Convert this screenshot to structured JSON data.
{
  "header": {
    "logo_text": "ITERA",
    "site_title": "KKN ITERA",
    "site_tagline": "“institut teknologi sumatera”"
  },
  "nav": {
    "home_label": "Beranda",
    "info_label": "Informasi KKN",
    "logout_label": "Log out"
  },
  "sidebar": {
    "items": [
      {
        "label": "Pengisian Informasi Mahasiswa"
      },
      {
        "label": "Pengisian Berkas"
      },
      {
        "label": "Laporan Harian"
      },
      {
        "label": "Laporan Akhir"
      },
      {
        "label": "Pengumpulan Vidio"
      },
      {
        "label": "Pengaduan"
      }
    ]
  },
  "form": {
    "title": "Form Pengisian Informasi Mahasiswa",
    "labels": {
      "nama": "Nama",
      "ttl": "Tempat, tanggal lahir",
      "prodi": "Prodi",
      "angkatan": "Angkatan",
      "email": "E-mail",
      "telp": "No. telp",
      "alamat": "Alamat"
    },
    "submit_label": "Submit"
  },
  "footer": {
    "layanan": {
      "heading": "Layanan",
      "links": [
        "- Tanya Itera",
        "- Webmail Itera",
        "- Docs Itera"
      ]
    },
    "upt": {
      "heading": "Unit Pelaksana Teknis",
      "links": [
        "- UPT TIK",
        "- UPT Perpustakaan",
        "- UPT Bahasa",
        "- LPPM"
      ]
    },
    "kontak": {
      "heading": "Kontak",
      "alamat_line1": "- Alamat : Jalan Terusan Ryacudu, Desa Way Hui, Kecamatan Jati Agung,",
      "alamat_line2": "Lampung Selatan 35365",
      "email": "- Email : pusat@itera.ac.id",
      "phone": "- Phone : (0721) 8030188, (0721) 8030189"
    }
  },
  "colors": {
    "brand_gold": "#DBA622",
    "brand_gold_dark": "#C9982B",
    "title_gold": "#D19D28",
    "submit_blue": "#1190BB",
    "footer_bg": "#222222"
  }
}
▬▬▬
Reproduce the data shown above exactly.

- [RESULT OF THIS TASK]:
Convert this screenshot to structured JSON data.
{
  "header": {
    "logo_text": "ITERA",
    "site_title": "KKN ITERA",
    "site_tagline": "“institut teknologi sumatera”"
  },
  "nav": {
    "home_label": "Beranda",
    "info_label": "Informasi KKN",
    "logout_label": "Log out"
  },
  "sidebar": {
    "items": [
      {
        "label": "Pengisian Informasi Mahasiswa"
      },
      {
        "label": "Pengisian Berkas"
      },
      {
        "label": "Laporan Harian"
      },
      {
        "label": "Laporan Akhir"
      },
      {
        "label": "Pengumpulan Vidio"
      },
      {
        "label": "Pengaduan"
      }
    ]
  },
  "form": {
    "title": "Form Pengisian Informasi Mahasiswa",
    "labels": {
      "nama": "Nama",
      "ttl": "Tempat, tanggal lahir",
      "prodi": "Prodi",
      "angkatan": "Angkatan",
      "email": "E-mail",
      "telp": "No. telp",
      "alamat": "Alamat"
    },
    "submit_label": "Submit"
  },
  "footer": {
    "layanan": {
      "heading": "Layanan",
      "links": [
        "- Tanya Itera",
        "- Webmail Itera",
        "- Docs Itera"
      ]
    },
    "upt": {
      "heading": "Unit Pelaksana Teknis",
      "links": [
        "- UPT TIK",
        "- UPT Perpustakaan",
        "- UPT Bahasa",
        "- LPPM"
      ]
    },
    "kontak": {
      "heading": "Kontak",
      "alamat_line1": "- Alamat : Jalan Terusan Ryacudu, Desa Way Hui, Kecamatan Jati Agung,",
      "alamat_line2": "Lampung Selatan 35365",
      "email": "- Email : pusat@itera.ac.id",
      "phone": "- Phone : (0721) 8030188, (0721) 8030189"
    }
  },
  "colors": {
    "brand_gold": "#DBA622",
    "brand_gold_dark": "#C9982B",
    "title_gold": "#D19D28",
    "submit_blue": "#1190BB",
    "footer_bg": "#222222"
  }
}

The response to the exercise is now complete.